## Directions for this task
Output every entry exactly as given.

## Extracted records
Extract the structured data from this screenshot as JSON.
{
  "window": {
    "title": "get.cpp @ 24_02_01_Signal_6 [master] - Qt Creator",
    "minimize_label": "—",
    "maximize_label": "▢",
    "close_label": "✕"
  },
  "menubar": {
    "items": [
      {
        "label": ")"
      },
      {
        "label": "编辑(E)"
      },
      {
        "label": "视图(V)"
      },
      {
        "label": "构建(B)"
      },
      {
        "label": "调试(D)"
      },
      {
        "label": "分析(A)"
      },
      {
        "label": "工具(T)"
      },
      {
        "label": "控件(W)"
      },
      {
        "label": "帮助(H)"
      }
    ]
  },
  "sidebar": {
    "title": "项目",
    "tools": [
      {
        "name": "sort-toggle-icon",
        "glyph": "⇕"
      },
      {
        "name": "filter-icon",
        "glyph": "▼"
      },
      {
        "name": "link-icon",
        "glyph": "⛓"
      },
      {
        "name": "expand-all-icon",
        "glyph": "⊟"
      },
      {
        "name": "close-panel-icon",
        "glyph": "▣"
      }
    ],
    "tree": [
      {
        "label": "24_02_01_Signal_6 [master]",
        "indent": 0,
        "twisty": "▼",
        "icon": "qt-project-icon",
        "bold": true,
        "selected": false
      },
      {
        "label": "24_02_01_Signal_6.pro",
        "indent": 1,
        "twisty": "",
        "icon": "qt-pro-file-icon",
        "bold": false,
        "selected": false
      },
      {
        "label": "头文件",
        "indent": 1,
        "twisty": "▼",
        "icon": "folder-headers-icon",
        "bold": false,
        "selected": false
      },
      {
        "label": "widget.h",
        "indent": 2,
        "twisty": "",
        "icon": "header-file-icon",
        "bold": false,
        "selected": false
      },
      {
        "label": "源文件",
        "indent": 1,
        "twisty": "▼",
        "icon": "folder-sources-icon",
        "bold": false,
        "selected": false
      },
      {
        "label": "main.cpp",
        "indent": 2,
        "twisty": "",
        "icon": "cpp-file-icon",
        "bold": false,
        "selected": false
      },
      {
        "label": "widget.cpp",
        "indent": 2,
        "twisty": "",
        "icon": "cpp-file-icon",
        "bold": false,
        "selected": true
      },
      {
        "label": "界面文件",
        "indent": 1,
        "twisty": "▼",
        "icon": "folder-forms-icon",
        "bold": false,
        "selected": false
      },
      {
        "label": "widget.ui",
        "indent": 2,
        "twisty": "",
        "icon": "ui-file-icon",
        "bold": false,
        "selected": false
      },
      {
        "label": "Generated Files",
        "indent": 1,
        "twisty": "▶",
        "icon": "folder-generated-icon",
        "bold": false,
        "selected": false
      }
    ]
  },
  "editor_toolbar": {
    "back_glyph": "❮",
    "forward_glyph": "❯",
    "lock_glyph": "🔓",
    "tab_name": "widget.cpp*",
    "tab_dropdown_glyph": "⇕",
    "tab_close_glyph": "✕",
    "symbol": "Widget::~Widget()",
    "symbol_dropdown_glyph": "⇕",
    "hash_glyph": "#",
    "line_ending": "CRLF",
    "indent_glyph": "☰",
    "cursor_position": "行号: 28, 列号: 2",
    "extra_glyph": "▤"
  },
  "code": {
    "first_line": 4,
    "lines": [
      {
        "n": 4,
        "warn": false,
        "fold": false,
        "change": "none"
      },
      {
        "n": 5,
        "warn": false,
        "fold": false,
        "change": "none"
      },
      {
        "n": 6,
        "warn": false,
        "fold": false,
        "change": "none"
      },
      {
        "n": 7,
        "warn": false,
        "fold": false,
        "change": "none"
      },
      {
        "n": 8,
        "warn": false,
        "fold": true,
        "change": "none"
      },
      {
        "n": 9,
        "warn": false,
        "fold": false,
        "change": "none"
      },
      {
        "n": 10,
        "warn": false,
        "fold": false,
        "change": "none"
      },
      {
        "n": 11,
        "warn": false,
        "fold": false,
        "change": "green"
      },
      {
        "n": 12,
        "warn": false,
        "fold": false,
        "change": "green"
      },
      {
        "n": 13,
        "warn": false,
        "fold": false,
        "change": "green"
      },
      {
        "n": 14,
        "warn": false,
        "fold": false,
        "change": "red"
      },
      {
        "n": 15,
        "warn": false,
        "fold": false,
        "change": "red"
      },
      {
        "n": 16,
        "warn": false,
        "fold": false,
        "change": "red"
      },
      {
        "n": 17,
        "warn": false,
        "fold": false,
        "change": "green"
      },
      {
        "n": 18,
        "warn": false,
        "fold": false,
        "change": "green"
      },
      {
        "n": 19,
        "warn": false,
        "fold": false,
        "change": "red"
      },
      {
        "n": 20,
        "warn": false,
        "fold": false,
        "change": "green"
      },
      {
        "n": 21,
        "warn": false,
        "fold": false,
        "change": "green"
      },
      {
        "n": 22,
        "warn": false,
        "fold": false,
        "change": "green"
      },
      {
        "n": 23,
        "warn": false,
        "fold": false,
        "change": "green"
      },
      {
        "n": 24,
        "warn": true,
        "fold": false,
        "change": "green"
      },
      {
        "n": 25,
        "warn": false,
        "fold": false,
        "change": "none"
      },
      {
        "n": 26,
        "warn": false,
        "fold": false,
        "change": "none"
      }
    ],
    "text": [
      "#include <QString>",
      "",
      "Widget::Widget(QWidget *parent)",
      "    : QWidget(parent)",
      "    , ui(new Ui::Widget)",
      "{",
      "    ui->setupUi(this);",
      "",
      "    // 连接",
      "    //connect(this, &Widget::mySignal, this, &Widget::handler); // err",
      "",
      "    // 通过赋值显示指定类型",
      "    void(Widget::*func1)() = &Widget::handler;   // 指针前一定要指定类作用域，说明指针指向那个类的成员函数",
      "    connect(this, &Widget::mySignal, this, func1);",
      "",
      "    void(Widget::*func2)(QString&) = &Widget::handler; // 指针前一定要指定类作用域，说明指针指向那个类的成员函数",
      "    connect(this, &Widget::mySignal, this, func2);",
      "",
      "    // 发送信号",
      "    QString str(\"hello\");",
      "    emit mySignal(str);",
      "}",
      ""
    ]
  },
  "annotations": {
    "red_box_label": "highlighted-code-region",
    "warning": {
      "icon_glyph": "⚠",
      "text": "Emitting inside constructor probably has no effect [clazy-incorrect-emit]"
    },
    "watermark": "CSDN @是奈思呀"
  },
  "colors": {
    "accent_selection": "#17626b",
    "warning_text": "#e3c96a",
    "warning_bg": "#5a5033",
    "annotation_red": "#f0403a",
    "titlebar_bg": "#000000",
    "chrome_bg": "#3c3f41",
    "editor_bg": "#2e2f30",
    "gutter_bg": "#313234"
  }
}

## Worked solution
Extract the structured data from this screenshot as JSON.
{
  "window": {
    "title": "get.cpp @ 24_02_01_Signal_6 [master] - Qt Creator",
    "minimize_label": "—",
    "maximize_label": "▢",
    "close_label": "✕"
  },
  "menubar": {
    "items": [
      {
        "label": ")"
      },
      {
        "label": "编辑(E)"
      },
      {
        "label": "视图(V)"
      },
      {
        "label": "构建(B)"
      },
      {
        "label": "调试(D)"
      },
      {
        "label": "分析(A)"
      },
      {
        "label": "工具(T)"
      },
      {
        "label": "控件(W)"
      },
      {
        "label": "帮助(H)"
      }
    ]
  },
  "sidebar": {
    "title": "项目",
    "tools": [
      {
        "name": "sort-toggle-icon",
        "glyph": "⇕"
      },
      {
        "name": "filter-icon",
        "glyph": "▼"
      },
      {
        "name": "link-icon",
        "glyph": "⛓"
      },
      {
        "name": "expand-all-icon",
        "glyph": "⊟"
      },
      {
        "name": "close-panel-icon",
        "glyph": "▣"
      }
    ],
    "tree": [
      {
        "label": "24_02_01_Signal_6 [master]",
        "indent": 0,
        "twisty": "▼",
        "icon": "qt-project-icon",
        "bold": true,
        "selected": false
      },
      {
        "label": "24_02_01_Signal_6.pro",
        "indent": 1,
        "twisty": "",
        "icon": "qt-pro-file-icon",
        "bold": false,
        "selected": false
      },
      {
        "label": "头文件",
        "indent": 1,
        "twisty": "▼",
        "icon": "folder-headers-icon",
        "bold": false,
        "selected": false
      },
      {
        "label": "widget.h",
        "indent": 2,
        "twisty": "",
        "icon": "header-file-icon",
        "bold": false,
        "selected": false
      },
      {
        "label": "源文件",
        "indent": 1,
        "twisty": "▼",
        "icon": "folder-sources-icon",
        "bold": false,
        "selected": false
      },
      {
        "label": "main.cpp",
        "indent": 2,
        "twisty": "",
        "icon": "cpp-file-icon",
        "bold": false,
        "selected": false
      },
      {
        "label": "widget.cpp",
        "indent": 2,
        "twisty": "",
        "icon": "cpp-file-icon",
        "bold": false,
        "selected": true
      },
      {
        "label": "界面文件",
        "indent": 1,
        "twisty": "▼",
        "icon": "folder-forms-icon",
        "bold": false,
        "selected": false
      },
      {
        "label": "widget.ui",
        "indent": 2,
        "twisty": "",
        "icon": "ui-file-icon",
        "bold": false,
        "selected": false
      },
      {
        "label": "Generated Files",
        "indent": 1,
        "twisty": "▶",
        "icon": "folder-generated-icon",
        "bold": false,
        "selected": false
      }
    ]
  },
  "editor_toolbar": {
    "back_glyph": "❮",
    "forward_glyph": "❯",
    "lock_glyph": "🔓",
    "tab_name": "widget.cpp*",
    "tab_dropdown_glyph": "⇕",
    "tab_close_glyph": "✕",
    "symbol": "Widget::~Widget()",
    "symbol_dropdown_glyph": "⇕",
    "hash_glyph": "#",
    "line_ending": "CRLF",
    "indent_glyph": "☰",
    "cursor_position": "行号: 28, 列号: 2",
    "extra_glyph": "▤"
  },
  "code": {
    "first_line": 4,
    "lines": [
      {
        "n": 4,
        "warn": false,
        "fold": false,
        "change": "none"
      },
      {
        "n": 5,
        "warn": false,
        "fold": false,
        "change": "none"
      },
      {
        "n": 6,
        "warn": false,
        "fold": false,
        "change": "none"
      },
      {
        "n": 7,
        "warn": false,
        "fold": false,
        "change": "none"
      },
      {
        "n": 8,
        "warn": false,
        "fold": true,
        "change": "none"
      },
      {
        "n": 9,
        "warn": false,
        "fold": false,
        "change": "none"
      },
      {
        "n": 10,
        "warn": false,
        "fold": false,
        "change": "none"
      },
      {
        "n": 11,
        "warn": false,
        "fold": false,
        "change": "green"
      },
      {
        "n": 12,
        "warn": false,
        "fold": false,
        "change": "green"
      },
      {
        "n": 13,
        "warn": false,
        "fold": false,
        "change": "green"
      },
      {
        "n": 14,
        "warn": false,
        "fold": false,
        "change": "red"
      },
      {
        "n": 15,
        "warn": false,
        "fold": false,
        "change": "red"
      },
      {
        "n": 16,
        "warn": false,
        "fold": false,
        "change": "red"
      },
      {
        "n": 17,
        "warn": false,
        "fold": false,
        "change": "green"
      },
      {
        "n": 18,
        "warn": false,
        "fold": false,
        "change": "green"
      },
      {
        "n": 19,
        "warn": false,
        "fold": false,
        "change": "red"
      },
      {
        "n": 20,
        "warn": false,
        "fold": false,
        "change": "green"
      },
      {
        "n": 21,
        "warn": false,
        "fold": false,
        "change": "green"
      },
      {
        "n": 22,
        "warn": false,
        "fold": false,
        "change": "green"
      },
      {
        "n": 23,
        "warn": false,
        "fold": false,
        "change": "green"
      },
      {
        "n": 24,
        "warn": true,
        "fold": false,
        "change": "green"
      },
      {
        "n": 25,
        "warn": false,
        "fold": false,
        "change": "none"
      },
      {
        "n": 26,
        "warn": false,
        "fold": false,
        "change": "none"
      }
    ],
    "text": [
      "#include <QString>",
      "",
      "Widget::Widget(QWidget *parent)",
      "    : QWidget(parent)",
      "    , ui(new Ui::Widget)",
      "{",
      "    ui->setupUi(this);",
      "",
      "    // 连接",
      "    //connect(this, &Widget::mySignal, this, &Widget::handler); // err",
      "",
      "    // 通过赋值显示指定类型",
      "    void(Widget::*func1)() = &Widget::handler;   // 指针前一定要指定类作用域，说明指针指向那个类的成员函数",
      "    connect(this, &Widget::mySignal, this, func1);",
      "",
      "    void(Widget::*func2)(QString&) = &Widget::handler; // 指针前一定要指定类作用域，说明指针指向那个类的成员函数",
      "    connect(this, &Widget::mySignal, this, func2);",
      "",
      "    // 发送信号",
      "    QString str(\"hello\");",
      "    emit mySignal(str);",
      "}",
      ""
    ]
  },
  "annotations": {
    "red_box_label": "highlighted-code-region",
    "warning": {
      "icon_glyph": "⚠",
      "text": "Emitting inside constructor probably has no effect [clazy-incorrect-emit]"
    },
    "watermark": "CSDN @是奈思呀"
  },
  "colors": {
    "accent_selection": "#17626b",
    "warning_text": "#e3c96a",
    "warning_bg": "#5a5033",
    "annotation_red": "#f0403a",
    "titlebar_bg": "#000000",
    "chrome_bg": "#3c3f41",
    "editor_bg": "#2e2f30",
    "gutter_bg": "#313234"
  }
}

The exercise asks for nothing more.